*TASK GOAL:*
Below are the records; copy out every line that holds the word "potio".

***

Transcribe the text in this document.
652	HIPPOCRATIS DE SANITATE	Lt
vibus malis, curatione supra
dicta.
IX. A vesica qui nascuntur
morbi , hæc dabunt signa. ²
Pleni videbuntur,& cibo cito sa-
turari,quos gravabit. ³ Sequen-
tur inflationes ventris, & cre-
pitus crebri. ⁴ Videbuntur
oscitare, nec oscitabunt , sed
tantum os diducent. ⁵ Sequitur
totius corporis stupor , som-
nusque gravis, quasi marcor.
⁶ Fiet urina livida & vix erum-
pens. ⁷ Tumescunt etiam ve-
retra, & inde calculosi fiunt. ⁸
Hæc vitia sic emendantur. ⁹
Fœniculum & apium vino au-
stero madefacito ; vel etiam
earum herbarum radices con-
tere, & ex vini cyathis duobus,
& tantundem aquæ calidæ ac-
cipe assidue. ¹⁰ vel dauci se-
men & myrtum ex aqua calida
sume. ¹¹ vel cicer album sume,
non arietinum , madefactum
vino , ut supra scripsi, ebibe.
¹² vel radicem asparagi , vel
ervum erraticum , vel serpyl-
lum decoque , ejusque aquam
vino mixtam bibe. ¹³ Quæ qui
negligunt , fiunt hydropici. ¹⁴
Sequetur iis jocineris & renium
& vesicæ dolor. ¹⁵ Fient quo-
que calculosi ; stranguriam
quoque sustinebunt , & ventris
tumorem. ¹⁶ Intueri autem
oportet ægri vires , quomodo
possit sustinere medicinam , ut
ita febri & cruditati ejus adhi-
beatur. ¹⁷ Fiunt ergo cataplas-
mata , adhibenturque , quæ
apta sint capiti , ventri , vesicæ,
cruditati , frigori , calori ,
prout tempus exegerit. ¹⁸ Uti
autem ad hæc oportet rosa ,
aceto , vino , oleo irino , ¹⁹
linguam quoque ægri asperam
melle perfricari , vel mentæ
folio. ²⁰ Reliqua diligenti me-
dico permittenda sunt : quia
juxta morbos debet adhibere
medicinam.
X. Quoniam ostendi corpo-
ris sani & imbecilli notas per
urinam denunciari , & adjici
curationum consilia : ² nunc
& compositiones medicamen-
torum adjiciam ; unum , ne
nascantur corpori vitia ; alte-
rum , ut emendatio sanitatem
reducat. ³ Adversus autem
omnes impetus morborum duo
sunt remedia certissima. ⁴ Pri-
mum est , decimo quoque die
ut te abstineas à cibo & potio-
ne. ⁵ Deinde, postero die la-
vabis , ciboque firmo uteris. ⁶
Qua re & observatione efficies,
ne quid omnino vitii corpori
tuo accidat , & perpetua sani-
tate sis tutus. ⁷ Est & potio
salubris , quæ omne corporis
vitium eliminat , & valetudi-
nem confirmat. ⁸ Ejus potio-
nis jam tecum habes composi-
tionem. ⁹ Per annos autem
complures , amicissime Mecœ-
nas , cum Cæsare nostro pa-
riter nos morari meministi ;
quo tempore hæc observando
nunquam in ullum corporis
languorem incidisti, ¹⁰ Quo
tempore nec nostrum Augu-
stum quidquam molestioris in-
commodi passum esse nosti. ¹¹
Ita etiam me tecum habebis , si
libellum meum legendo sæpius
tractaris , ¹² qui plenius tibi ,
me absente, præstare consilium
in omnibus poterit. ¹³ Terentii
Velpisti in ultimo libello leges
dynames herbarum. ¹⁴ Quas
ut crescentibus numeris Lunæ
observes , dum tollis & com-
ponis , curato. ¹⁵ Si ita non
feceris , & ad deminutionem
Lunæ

***

*EXPECTED ANSWER:*
ut te abstineas à cibo & potio-
tate sis tutus. ⁷ Est & potio
nem confirmat. ⁸ Ejus potio-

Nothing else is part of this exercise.